====== DATA TO USE
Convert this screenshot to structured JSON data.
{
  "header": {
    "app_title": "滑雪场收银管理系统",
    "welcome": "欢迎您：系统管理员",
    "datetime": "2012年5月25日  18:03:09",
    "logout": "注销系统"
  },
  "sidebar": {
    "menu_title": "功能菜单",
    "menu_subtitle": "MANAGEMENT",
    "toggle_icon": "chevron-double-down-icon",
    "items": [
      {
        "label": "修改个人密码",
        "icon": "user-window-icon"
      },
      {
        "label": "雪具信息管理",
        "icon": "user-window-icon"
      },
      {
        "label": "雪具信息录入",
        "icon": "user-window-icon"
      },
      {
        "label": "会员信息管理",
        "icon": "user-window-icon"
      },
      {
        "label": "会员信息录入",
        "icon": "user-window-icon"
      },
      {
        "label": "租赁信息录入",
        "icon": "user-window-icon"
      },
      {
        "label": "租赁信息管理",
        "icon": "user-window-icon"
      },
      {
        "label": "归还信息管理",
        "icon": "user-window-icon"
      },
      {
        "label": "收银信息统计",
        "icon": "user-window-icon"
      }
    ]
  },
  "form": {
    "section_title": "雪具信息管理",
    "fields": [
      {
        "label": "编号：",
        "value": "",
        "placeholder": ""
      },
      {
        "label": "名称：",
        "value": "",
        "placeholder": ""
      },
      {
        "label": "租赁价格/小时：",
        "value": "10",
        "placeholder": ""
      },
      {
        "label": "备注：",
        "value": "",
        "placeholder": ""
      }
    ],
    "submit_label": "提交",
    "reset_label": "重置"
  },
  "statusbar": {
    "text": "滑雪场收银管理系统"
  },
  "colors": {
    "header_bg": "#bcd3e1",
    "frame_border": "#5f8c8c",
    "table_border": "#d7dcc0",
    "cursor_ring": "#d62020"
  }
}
============
- _STATED TASK_
Repeat the records above in full, character for character.

- _THE ANSWER_
Convert this screenshot to structured JSON data.
{
  "header": {
    "app_title": "滑雪场收银管理系统",
    "welcome": "欢迎您：系统管理员",
    "datetime": "2012年5月25日  18:03:09",
    "logout": "注销系统"
  },
  "sidebar": {
    "menu_title": "功能菜单",
    "menu_subtitle": "MANAGEMENT",
    "toggle_icon": "chevron-double-down-icon",
    "items": [
      {
        "label": "修改个人密码",
        "icon": "user-window-icon"
      },
      {
        "label": "雪具信息管理",
        "icon": "user-window-icon"
      },
      {
        "label": "雪具信息录入",
        "icon": "user-window-icon"
      },
      {
        "label": "会员信息管理",
        "icon": "user-window-icon"
      },
      {
        "label": "会员信息录入",
        "icon": "user-window-icon"
      },
      {
        "label": "租赁信息录入",
        "icon": "user-window-icon"
      },
      {
        "label": "租赁信息管理",
        "icon": "user-window-icon"
      },
      {
        "label": "归还信息管理",
        "icon": "user-window-icon"
      },
      {
        "label": "收银信息统计",
        "icon": "user-window-icon"
      }
    ]
  },
  "form": {
    "section_title": "雪具信息管理",
    "fields": [
      {
        "label": "编号：",
        "value": "",
        "placeholder": ""
      },
      {
        "label": "名称：",
        "value": "",
        "placeholder": ""
      },
      {
        "label": "租赁价格/小时：",
        "value": "10",
        "placeholder": ""
      },
      {
        "label": "备注：",
        "value": "",
        "placeholder": ""
      }
    ],
    "submit_label": "提交",
    "reset_label": "重置"
  },
  "statusbar": {
    "text": "滑雪场收银管理系统"
  },
  "colors": {
    "header_bg": "#bcd3e1",
    "frame_border": "#5f8c8c",
    "table_border": "#d7dcc0",
    "cursor_ring": "#d62020"
  }
}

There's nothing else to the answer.